───── Records for the exercise ─────
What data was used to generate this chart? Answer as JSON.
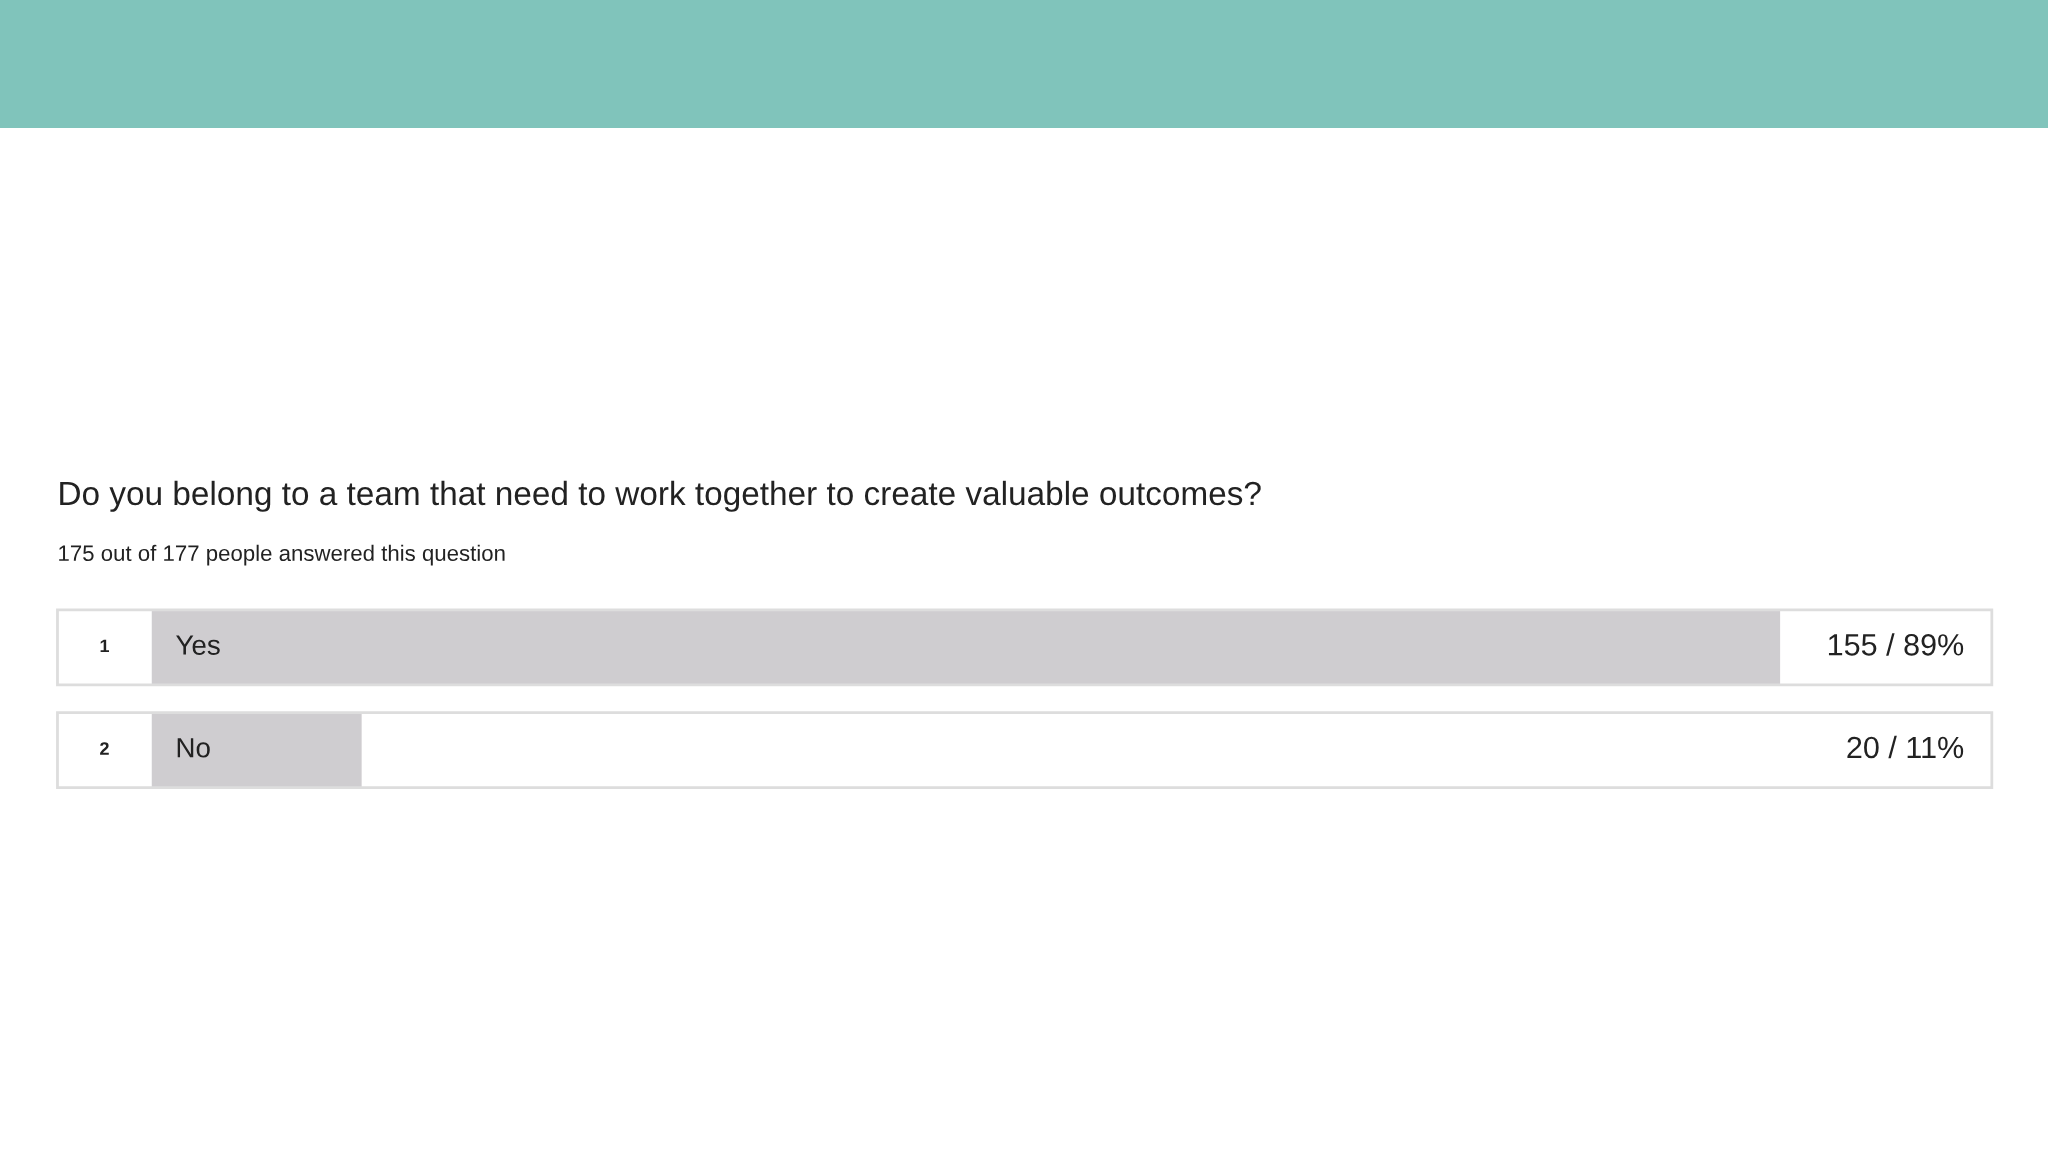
{
  "chart_data": {
    "type": "bar",
    "orientation": "horizontal",
    "title": "Do you belong to a team that need to work together to create valuable outcomes?",
    "subtitle": "175 out of 177 people answered this question",
    "categories": [
      "Yes",
      "No"
    ],
    "values": [
      155,
      20
    ],
    "value_labels": [
      "155 / 89%",
      "20 / 11%"
    ],
    "color": "#cfcdd0",
    "tick_labels": false,
    "annotations": [
      "1",
      "2"
    ]
  }
}
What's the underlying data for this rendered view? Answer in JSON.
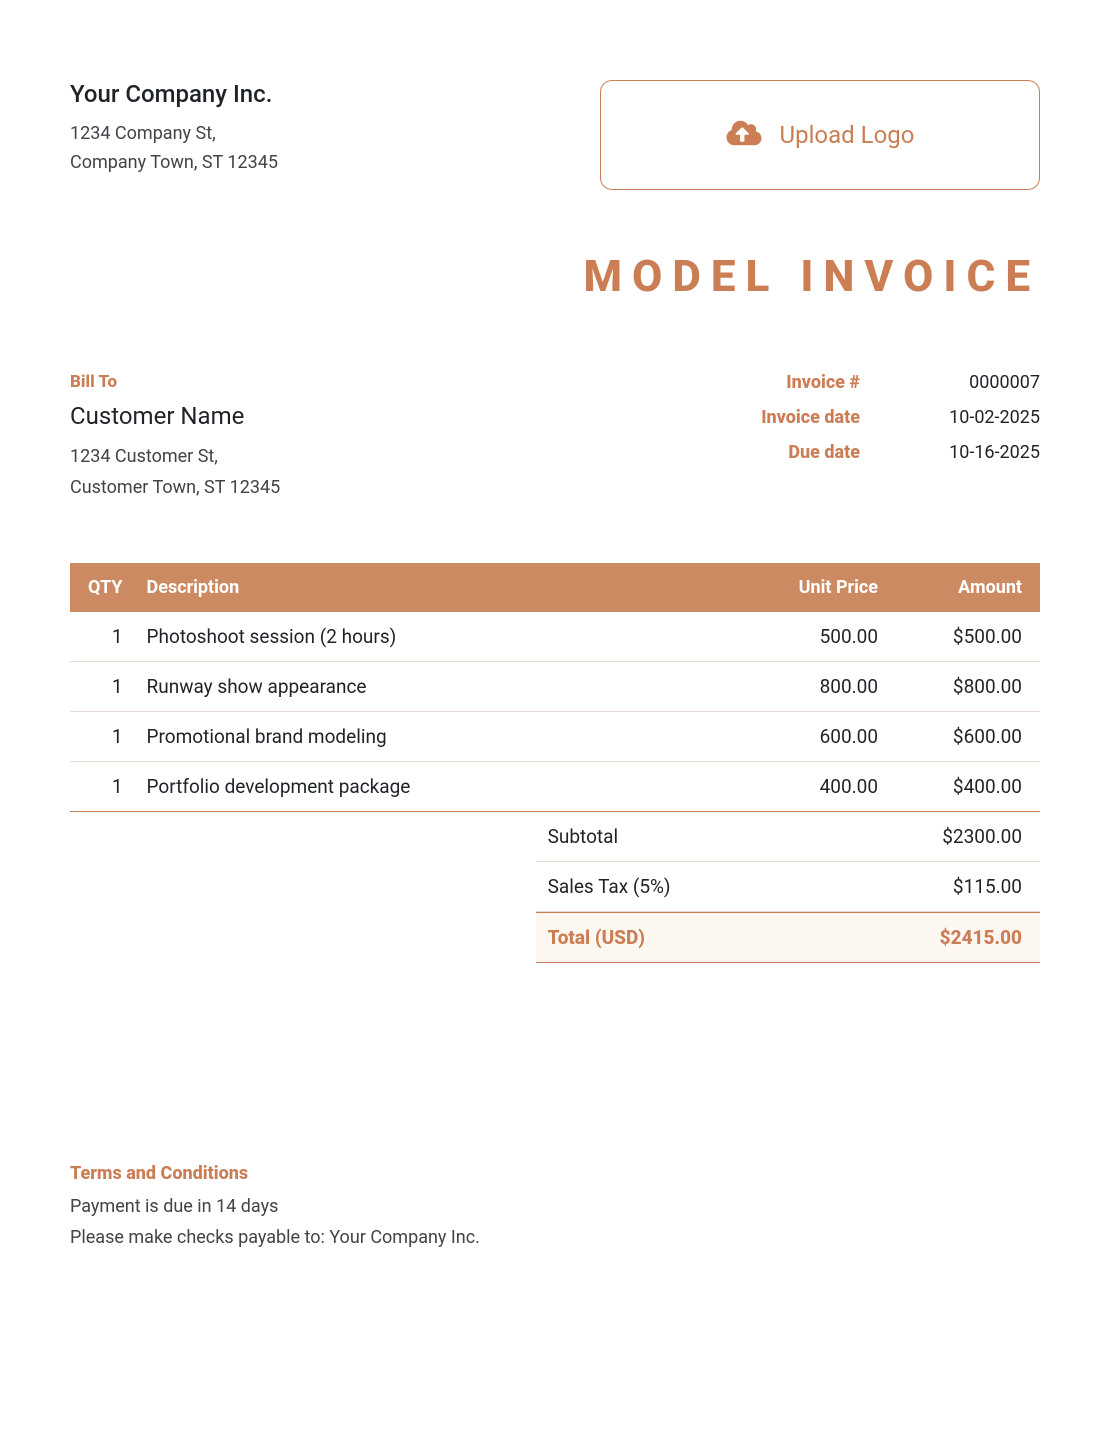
{
  "colors": {
    "accent": "#cb7d53",
    "header_bg": "#cb8a62",
    "text": "#1f2328",
    "muted": "#404448",
    "row_border": "#e6d9cf",
    "total_bg": "#fdf7f2",
    "background": "#ffffff"
  },
  "company": {
    "name": "Your Company Inc.",
    "addr1": "1234 Company St,",
    "addr2": "Company Town, ST 12345"
  },
  "upload": {
    "label": "Upload Logo",
    "icon": "cloud-upload-icon"
  },
  "title": "MODEL INVOICE",
  "bill_to": {
    "section_label": "Bill To",
    "name": "Customer Name",
    "addr1": "1234 Customer St,",
    "addr2": "Customer Town, ST 12345"
  },
  "meta": {
    "invoice_num_label": "Invoice #",
    "invoice_num": "0000007",
    "invoice_date_label": "Invoice date",
    "invoice_date": "10-02-2025",
    "due_date_label": "Due date",
    "due_date": "10-16-2025"
  },
  "table": {
    "columns": {
      "qty": "QTY",
      "desc": "Description",
      "price": "Unit Price",
      "amount": "Amount"
    },
    "rows": [
      {
        "qty": "1",
        "desc": "Photoshoot session (2 hours)",
        "price": "500.00",
        "amount": "$500.00"
      },
      {
        "qty": "1",
        "desc": "Runway show appearance",
        "price": "800.00",
        "amount": "$800.00"
      },
      {
        "qty": "1",
        "desc": "Promotional brand modeling",
        "price": "600.00",
        "amount": "$600.00"
      },
      {
        "qty": "1",
        "desc": "Portfolio development package",
        "price": "400.00",
        "amount": "$400.00"
      }
    ]
  },
  "totals": {
    "subtotal_label": "Subtotal",
    "subtotal": "$2300.00",
    "tax_label": "Sales Tax (5%)",
    "tax": "$115.00",
    "total_label": "Total (USD)",
    "total": "$2415.00"
  },
  "terms": {
    "label": "Terms and Conditions",
    "line1": "Payment is due in 14 days",
    "line2": "Please make checks payable to: Your Company Inc."
  }
}
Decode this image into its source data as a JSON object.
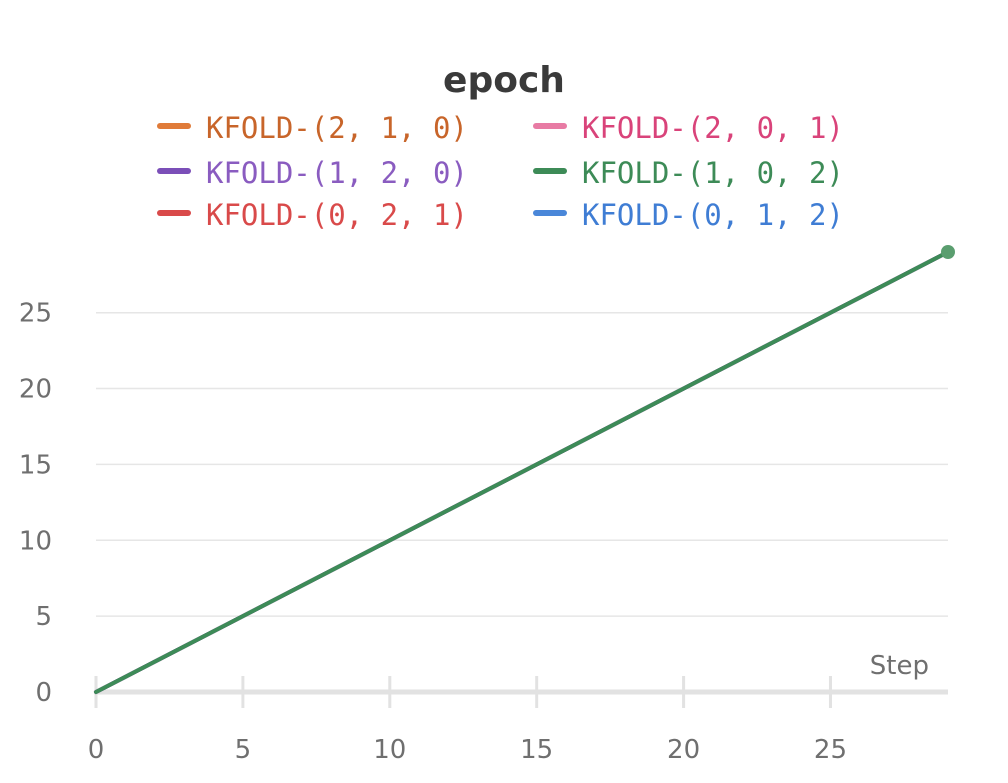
{
  "chart_data": {
    "type": "line",
    "title": "epoch",
    "xlabel": "Step",
    "ylabel": "",
    "xlim": [
      0,
      29
    ],
    "ylim": [
      0,
      29
    ],
    "x_ticks": [
      0,
      5,
      10,
      15,
      20,
      25
    ],
    "y_ticks": [
      0,
      5,
      10,
      15,
      20,
      25
    ],
    "grid": true,
    "legend_position": "top",
    "series": [
      {
        "name": "KFOLD-(2, 1, 0)",
        "color": "#e07b39",
        "text_color": "#c8652a",
        "x": [
          0,
          29
        ],
        "y": [
          0,
          29
        ]
      },
      {
        "name": "KFOLD-(2, 0, 1)",
        "color": "#e87ba4",
        "text_color": "#d9437a",
        "x": [
          0,
          29
        ],
        "y": [
          0,
          29
        ]
      },
      {
        "name": "KFOLD-(1, 2, 0)",
        "color": "#7b4fb8",
        "text_color": "#8a5cc0",
        "x": [
          0,
          29
        ],
        "y": [
          0,
          29
        ]
      },
      {
        "name": "KFOLD-(1, 0, 2)",
        "color": "#3d8b57",
        "text_color": "#3d8b57",
        "x": [
          0,
          29
        ],
        "y": [
          0,
          29
        ]
      },
      {
        "name": "KFOLD-(0, 2, 1)",
        "color": "#d94a4a",
        "text_color": "#d94a4a",
        "x": [
          0,
          29
        ],
        "y": [
          0,
          29
        ]
      },
      {
        "name": "KFOLD-(0, 1, 2)",
        "color": "#4a87d9",
        "text_color": "#3f7dd4",
        "x": [
          0,
          29
        ],
        "y": [
          0,
          29
        ]
      }
    ]
  }
}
─────
» **What is being asked**
In the material above, find each line that contains the word "Town", and select it.

» **Exercise solution**
    "addr2": "Company Town, ST 12345"
    "addr2": "Customer Town, ST 12345"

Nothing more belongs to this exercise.